(PROBLEM STATEMENT): Every entry below should be printed exactly, without its images.

(EXTRACTED MATERIAL):
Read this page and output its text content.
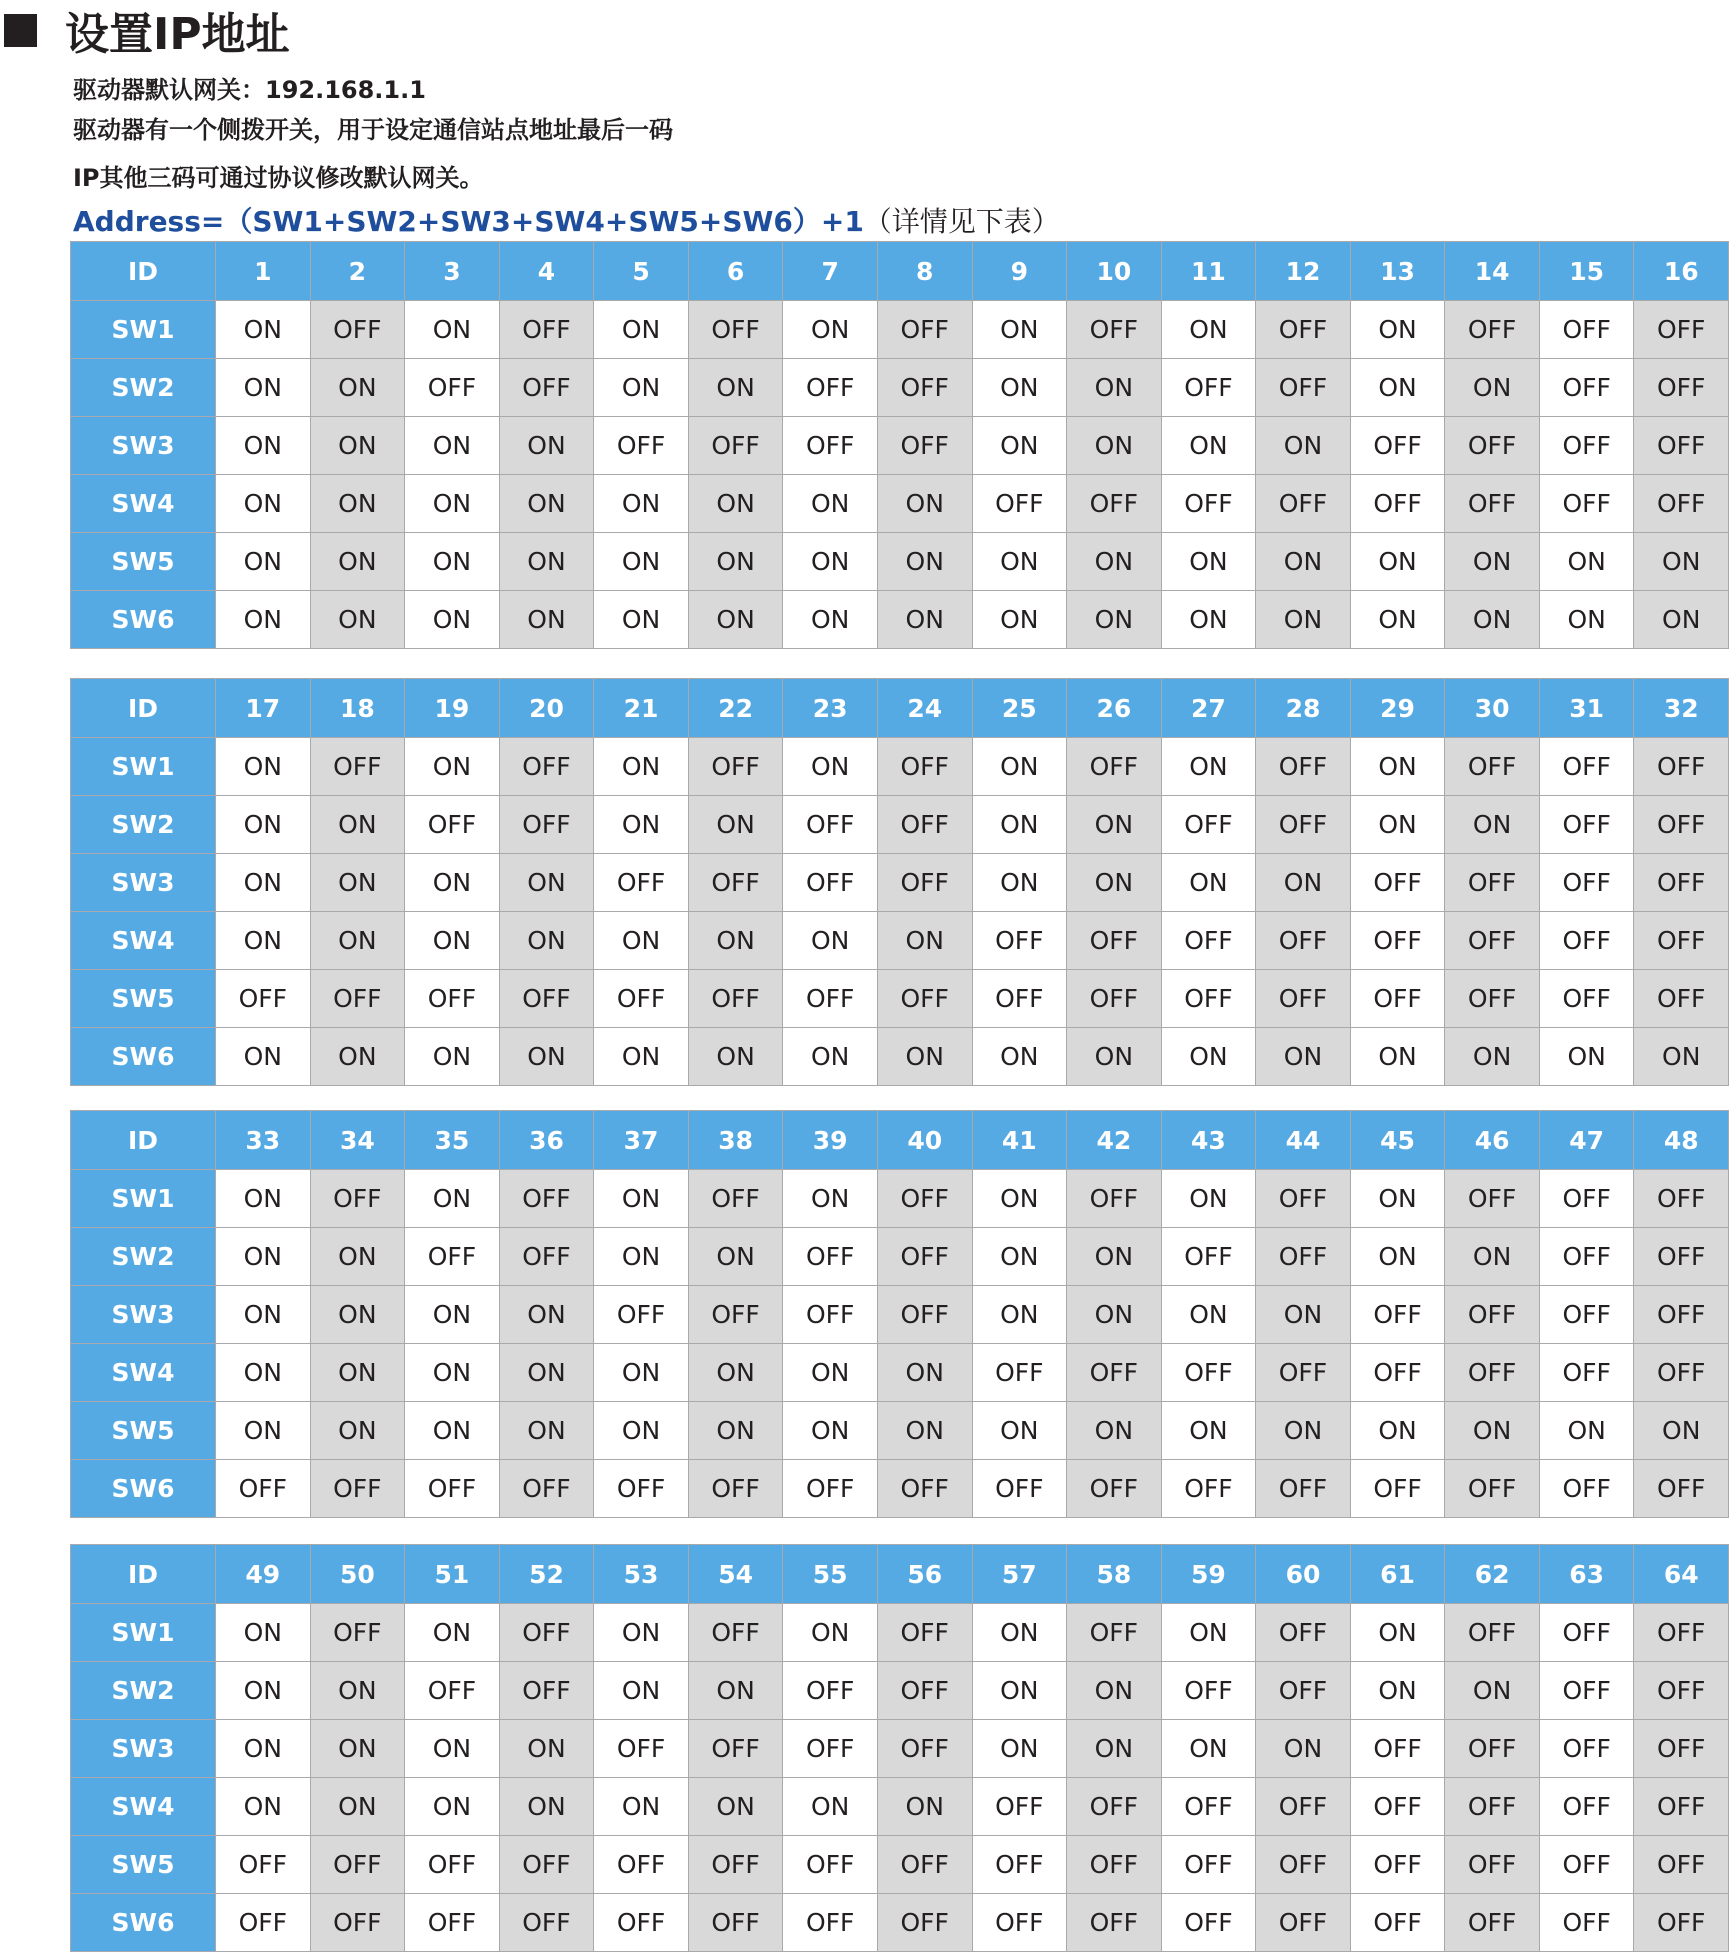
设置IP地址
驱动器默认网关：192.168.1.1
驱动器有一个侧拨开关，用于设定通信站点地址最后一码
IP其他三码可通过协议修改默认网关。
Address=（SW1+SW2+SW3+SW4+SW5+SW6）+1（详情见下表）
ID	1	2	3	4	5	6	7	8	9	10	11	12	13	14	15	16
SW1	ON	OFF	ON	OFF	ON	OFF	ON	OFF	ON	OFF	ON	OFF	ON	OFF	OFF	OFF
SW2	ON	ON	OFF	OFF	ON	ON	OFF	OFF	ON	ON	OFF	OFF	ON	ON	OFF	OFF
SW3	ON	ON	ON	ON	OFF	OFF	OFF	OFF	ON	ON	ON	ON	OFF	OFF	OFF	OFF
SW4	ON	ON	ON	ON	ON	ON	ON	ON	OFF	OFF	OFF	OFF	OFF	OFF	OFF	OFF
SW5	ON	ON	ON	ON	ON	ON	ON	ON	ON	ON	ON	ON	ON	ON	ON	ON
SW6	ON	ON	ON	ON	ON	ON	ON	ON	ON	ON	ON	ON	ON	ON	ON	ON
ID	17	18	19	20	21	22	23	24	25	26	27	28	29	30	31	32
SW1	ON	OFF	ON	OFF	ON	OFF	ON	OFF	ON	OFF	ON	OFF	ON	OFF	OFF	OFF
SW2	ON	ON	OFF	OFF	ON	ON	OFF	OFF	ON	ON	OFF	OFF	ON	ON	OFF	OFF
SW3	ON	ON	ON	ON	OFF	OFF	OFF	OFF	ON	ON	ON	ON	OFF	OFF	OFF	OFF
SW4	ON	ON	ON	ON	ON	ON	ON	ON	OFF	OFF	OFF	OFF	OFF	OFF	OFF	OFF
SW5	OFF	OFF	OFF	OFF	OFF	OFF	OFF	OFF	OFF	OFF	OFF	OFF	OFF	OFF	OFF	OFF
SW6	ON	ON	ON	ON	ON	ON	ON	ON	ON	ON	ON	ON	ON	ON	ON	ON
ID	33	34	35	36	37	38	39	40	41	42	43	44	45	46	47	48
SW1	ON	OFF	ON	OFF	ON	OFF	ON	OFF	ON	OFF	ON	OFF	ON	OFF	OFF	OFF
SW2	ON	ON	OFF	OFF	ON	ON	OFF	OFF	ON	ON	OFF	OFF	ON	ON	OFF	OFF
SW3	ON	ON	ON	ON	OFF	OFF	OFF	OFF	ON	ON	ON	ON	OFF	OFF	OFF	OFF
SW4	ON	ON	ON	ON	ON	ON	ON	ON	OFF	OFF	OFF	OFF	OFF	OFF	OFF	OFF
SW5	ON	ON	ON	ON	ON	ON	ON	ON	ON	ON	ON	ON	ON	ON	ON	ON
SW6	OFF	OFF	OFF	OFF	OFF	OFF	OFF	OFF	OFF	OFF	OFF	OFF	OFF	OFF	OFF	OFF
ID	49	50	51	52	53	54	55	56	57	58	59	60	61	62	63	64
SW1	ON	OFF	ON	OFF	ON	OFF	ON	OFF	ON	OFF	ON	OFF	ON	OFF	OFF	OFF
SW2	ON	ON	OFF	OFF	ON	ON	OFF	OFF	ON	ON	OFF	OFF	ON	ON	OFF	OFF
SW3	ON	ON	ON	ON	OFF	OFF	OFF	OFF	ON	ON	ON	ON	OFF	OFF	OFF	OFF
SW4	ON	ON	ON	ON	ON	ON	ON	ON	OFF	OFF	OFF	OFF	OFF	OFF	OFF	OFF
SW5	OFF	OFF	OFF	OFF	OFF	OFF	OFF	OFF	OFF	OFF	OFF	OFF	OFF	OFF	OFF	OFF
SW6	OFF	OFF	OFF	OFF	OFF	OFF	OFF	OFF	OFF	OFF	OFF	OFF	OFF	OFF	OFF	OFF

(ANSWER TO THIS EXERCISE):
Read this page and output its text content.
设置IP地址
驱动器默认网关：192.168.1.1
驱动器有一个侧拨开关，用于设定通信站点地址最后一码
IP其他三码可通过协议修改默认网关。
Address=（SW1+SW2+SW3+SW4+SW5+SW6）+1（详情见下表）
ID	1	2	3	4	5	6	7	8	9	10	11	12	13	14	15	16
SW1	ON	OFF	ON	OFF	ON	OFF	ON	OFF	ON	OFF	ON	OFF	ON	OFF	OFF	OFF
SW2	ON	ON	OFF	OFF	ON	ON	OFF	OFF	ON	ON	OFF	OFF	ON	ON	OFF	OFF
SW3	ON	ON	ON	ON	OFF	OFF	OFF	OFF	ON	ON	ON	ON	OFF	OFF	OFF	OFF
SW4	ON	ON	ON	ON	ON	ON	ON	ON	OFF	OFF	OFF	OFF	OFF	OFF	OFF	OFF
SW5	ON	ON	ON	ON	ON	ON	ON	ON	ON	ON	ON	ON	ON	ON	ON	ON
SW6	ON	ON	ON	ON	ON	ON	ON	ON	ON	ON	ON	ON	ON	ON	ON	ON
ID	17	18	19	20	21	22	23	24	25	26	27	28	29	30	31	32
SW1	ON	OFF	ON	OFF	ON	OFF	ON	OFF	ON	OFF	ON	OFF	ON	OFF	OFF	OFF
SW2	ON	ON	OFF	OFF	ON	ON	OFF	OFF	ON	ON	OFF	OFF	ON	ON	OFF	OFF
SW3	ON	ON	ON	ON	OFF	OFF	OFF	OFF	ON	ON	ON	ON	OFF	OFF	OFF	OFF
SW4	ON	ON	ON	ON	ON	ON	ON	ON	OFF	OFF	OFF	OFF	OFF	OFF	OFF	OFF
SW5	OFF	OFF	OFF	OFF	OFF	OFF	OFF	OFF	OFF	OFF	OFF	OFF	OFF	OFF	OFF	OFF
SW6	ON	ON	ON	ON	ON	ON	ON	ON	ON	ON	ON	ON	ON	ON	ON	ON
ID	33	34	35	36	37	38	39	40	41	42	43	44	45	46	47	48
SW1	ON	OFF	ON	OFF	ON	OFF	ON	OFF	ON	OFF	ON	OFF	ON	OFF	OFF	OFF
SW2	ON	ON	OFF	OFF	ON	ON	OFF	OFF	ON	ON	OFF	OFF	ON	ON	OFF	OFF
SW3	ON	ON	ON	ON	OFF	OFF	OFF	OFF	ON	ON	ON	ON	OFF	OFF	OFF	OFF
SW4	ON	ON	ON	ON	ON	ON	ON	ON	OFF	OFF	OFF	OFF	OFF	OFF	OFF	OFF
SW5	ON	ON	ON	ON	ON	ON	ON	ON	ON	ON	ON	ON	ON	ON	ON	ON
SW6	OFF	OFF	OFF	OFF	OFF	OFF	OFF	OFF	OFF	OFF	OFF	OFF	OFF	OFF	OFF	OFF
ID	49	50	51	52	53	54	55	56	57	58	59	60	61	62	63	64
SW1	ON	OFF	ON	OFF	ON	OFF	ON	OFF	ON	OFF	ON	OFF	ON	OFF	OFF	OFF
SW2	ON	ON	OFF	OFF	ON	ON	OFF	OFF	ON	ON	OFF	OFF	ON	ON	OFF	OFF
SW3	ON	ON	ON	ON	OFF	OFF	OFF	OFF	ON	ON	ON	ON	OFF	OFF	OFF	OFF
SW4	ON	ON	ON	ON	ON	ON	ON	ON	OFF	OFF	OFF	OFF	OFF	OFF	OFF	OFF
SW5	OFF	OFF	OFF	OFF	OFF	OFF	OFF	OFF	OFF	OFF	OFF	OFF	OFF	OFF	OFF	OFF
SW6	OFF	OFF	OFF	OFF	OFF	OFF	OFF	OFF	OFF	OFF	OFF	OFF	OFF	OFF	OFF	OFF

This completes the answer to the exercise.